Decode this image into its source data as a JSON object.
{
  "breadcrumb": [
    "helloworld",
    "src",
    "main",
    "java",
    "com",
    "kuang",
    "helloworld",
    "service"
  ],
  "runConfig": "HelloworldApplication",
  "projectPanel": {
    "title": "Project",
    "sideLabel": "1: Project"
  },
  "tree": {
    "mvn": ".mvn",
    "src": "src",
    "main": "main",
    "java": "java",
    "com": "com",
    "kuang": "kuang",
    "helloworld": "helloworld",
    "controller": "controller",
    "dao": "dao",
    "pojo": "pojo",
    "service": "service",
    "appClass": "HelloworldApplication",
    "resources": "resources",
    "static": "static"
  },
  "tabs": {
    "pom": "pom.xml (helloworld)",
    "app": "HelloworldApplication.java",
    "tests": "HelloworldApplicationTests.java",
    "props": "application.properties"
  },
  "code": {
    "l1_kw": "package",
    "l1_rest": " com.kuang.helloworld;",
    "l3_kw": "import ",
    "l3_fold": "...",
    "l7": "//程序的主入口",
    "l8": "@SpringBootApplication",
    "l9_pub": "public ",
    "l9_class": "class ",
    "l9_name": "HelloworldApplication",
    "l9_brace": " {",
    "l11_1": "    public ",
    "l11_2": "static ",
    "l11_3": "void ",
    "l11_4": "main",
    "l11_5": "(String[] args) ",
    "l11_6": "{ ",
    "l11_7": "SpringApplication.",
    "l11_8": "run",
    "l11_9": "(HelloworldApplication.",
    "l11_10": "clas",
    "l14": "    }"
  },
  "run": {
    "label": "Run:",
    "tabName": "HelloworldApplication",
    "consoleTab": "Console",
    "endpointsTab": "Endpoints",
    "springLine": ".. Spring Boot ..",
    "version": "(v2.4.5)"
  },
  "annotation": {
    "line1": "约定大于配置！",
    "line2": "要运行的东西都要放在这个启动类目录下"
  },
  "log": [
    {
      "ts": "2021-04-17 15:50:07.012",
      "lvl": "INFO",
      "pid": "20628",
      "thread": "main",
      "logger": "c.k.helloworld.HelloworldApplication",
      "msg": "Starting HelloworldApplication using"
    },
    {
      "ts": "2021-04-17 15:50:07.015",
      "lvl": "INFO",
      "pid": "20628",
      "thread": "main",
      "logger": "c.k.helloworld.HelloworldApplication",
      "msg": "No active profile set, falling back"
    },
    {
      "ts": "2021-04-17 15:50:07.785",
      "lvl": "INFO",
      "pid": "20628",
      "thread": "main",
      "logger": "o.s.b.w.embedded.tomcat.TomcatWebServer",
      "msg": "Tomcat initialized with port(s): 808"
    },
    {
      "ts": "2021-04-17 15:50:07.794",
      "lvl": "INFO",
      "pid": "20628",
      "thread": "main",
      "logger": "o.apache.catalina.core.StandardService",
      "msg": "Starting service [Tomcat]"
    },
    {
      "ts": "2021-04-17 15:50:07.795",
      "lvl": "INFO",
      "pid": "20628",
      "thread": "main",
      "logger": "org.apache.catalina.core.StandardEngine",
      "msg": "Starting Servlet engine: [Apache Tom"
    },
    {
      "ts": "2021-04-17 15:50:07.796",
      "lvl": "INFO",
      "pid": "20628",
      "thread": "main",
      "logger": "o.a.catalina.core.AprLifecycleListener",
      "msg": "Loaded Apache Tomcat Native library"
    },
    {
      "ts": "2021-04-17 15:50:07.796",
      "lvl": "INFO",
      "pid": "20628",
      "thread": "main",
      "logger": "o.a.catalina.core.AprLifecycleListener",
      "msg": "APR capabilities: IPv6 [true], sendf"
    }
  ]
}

##############################

-- Short task --
Exact copies of all the records are required.

-- Answer for this exercise --
Decode this image into its source data as a JSON object.
{
  "breadcrumb": [
    "helloworld",
    "src",
    "main",
    "java",
    "com",
    "kuang",
    "helloworld",
    "service"
  ],
  "runConfig": "HelloworldApplication",
  "projectPanel": {
    "title": "Project",
    "sideLabel": "1: Project"
  },
  "tree": {
    "mvn": ".mvn",
    "src": "src",
    "main": "main",
    "java": "java",
    "com": "com",
    "kuang": "kuang",
    "helloworld": "helloworld",
    "controller": "controller",
    "dao": "dao",
    "pojo": "pojo",
    "service": "service",
    "appClass": "HelloworldApplication",
    "resources": "resources",
    "static": "static"
  },
  "tabs": {
    "pom": "pom.xml (helloworld)",
    "app": "HelloworldApplication.java",
    "tests": "HelloworldApplicationTests.java",
    "props": "application.properties"
  },
  "code": {
    "l1_kw": "package",
    "l1_rest": " com.kuang.helloworld;",
    "l3_kw": "import ",
    "l3_fold": "...",
    "l7": "//程序的主入口",
    "l8": "@SpringBootApplication",
    "l9_pub": "public ",
    "l9_class": "class ",
    "l9_name": "HelloworldApplication",
    "l9_brace": " {",
    "l11_1": "    public ",
    "l11_2": "static ",
    "l11_3": "void ",
    "l11_4": "main",
    "l11_5": "(String[] args) ",
    "l11_6": "{ ",
    "l11_7": "SpringApplication.",
    "l11_8": "run",
    "l11_9": "(HelloworldApplication.",
    "l11_10": "clas",
    "l14": "    }"
  },
  "run": {
    "label": "Run:",
    "tabName": "HelloworldApplication",
    "consoleTab": "Console",
    "endpointsTab": "Endpoints",
    "springLine": ".. Spring Boot ..",
    "version": "(v2.4.5)"
  },
  "annotation": {
    "line1": "约定大于配置！",
    "line2": "要运行的东西都要放在这个启动类目录下"
  },
  "log": [
    {
      "ts": "2021-04-17 15:50:07.012",
      "lvl": "INFO",
      "pid": "20628",
      "thread": "main",
      "logger": "c.k.helloworld.HelloworldApplication",
      "msg": "Starting HelloworldApplication using"
    },
    {
      "ts": "2021-04-17 15:50:07.015",
      "lvl": "INFO",
      "pid": "20628",
      "thread": "main",
      "logger": "c.k.helloworld.HelloworldApplication",
      "msg": "No active profile set, falling back"
    },
    {
      "ts": "2021-04-17 15:50:07.785",
      "lvl": "INFO",
      "pid": "20628",
      "thread": "main",
      "logger": "o.s.b.w.embedded.tomcat.TomcatWebServer",
      "msg": "Tomcat initialized with port(s): 808"
    },
    {
      "ts": "2021-04-17 15:50:07.794",
      "lvl": "INFO",
      "pid": "20628",
      "thread": "main",
      "logger": "o.apache.catalina.core.StandardService",
      "msg": "Starting service [Tomcat]"
    },
    {
      "ts": "2021-04-17 15:50:07.795",
      "lvl": "INFO",
      "pid": "20628",
      "thread": "main",
      "logger": "org.apache.catalina.core.StandardEngine",
      "msg": "Starting Servlet engine: [Apache Tom"
    },
    {
      "ts": "2021-04-17 15:50:07.796",
      "lvl": "INFO",
      "pid": "20628",
      "thread": "main",
      "logger": "o.a.catalina.core.AprLifecycleListener",
      "msg": "Loaded Apache Tomcat Native library"
    },
    {
      "ts": "2021-04-17 15:50:07.796",
      "lvl": "INFO",
      "pid": "20628",
      "thread": "main",
      "logger": "o.a.catalina.core.AprLifecycleListener",
      "msg": "APR capabilities: IPv6 [true], sendf"
    }
  ]
}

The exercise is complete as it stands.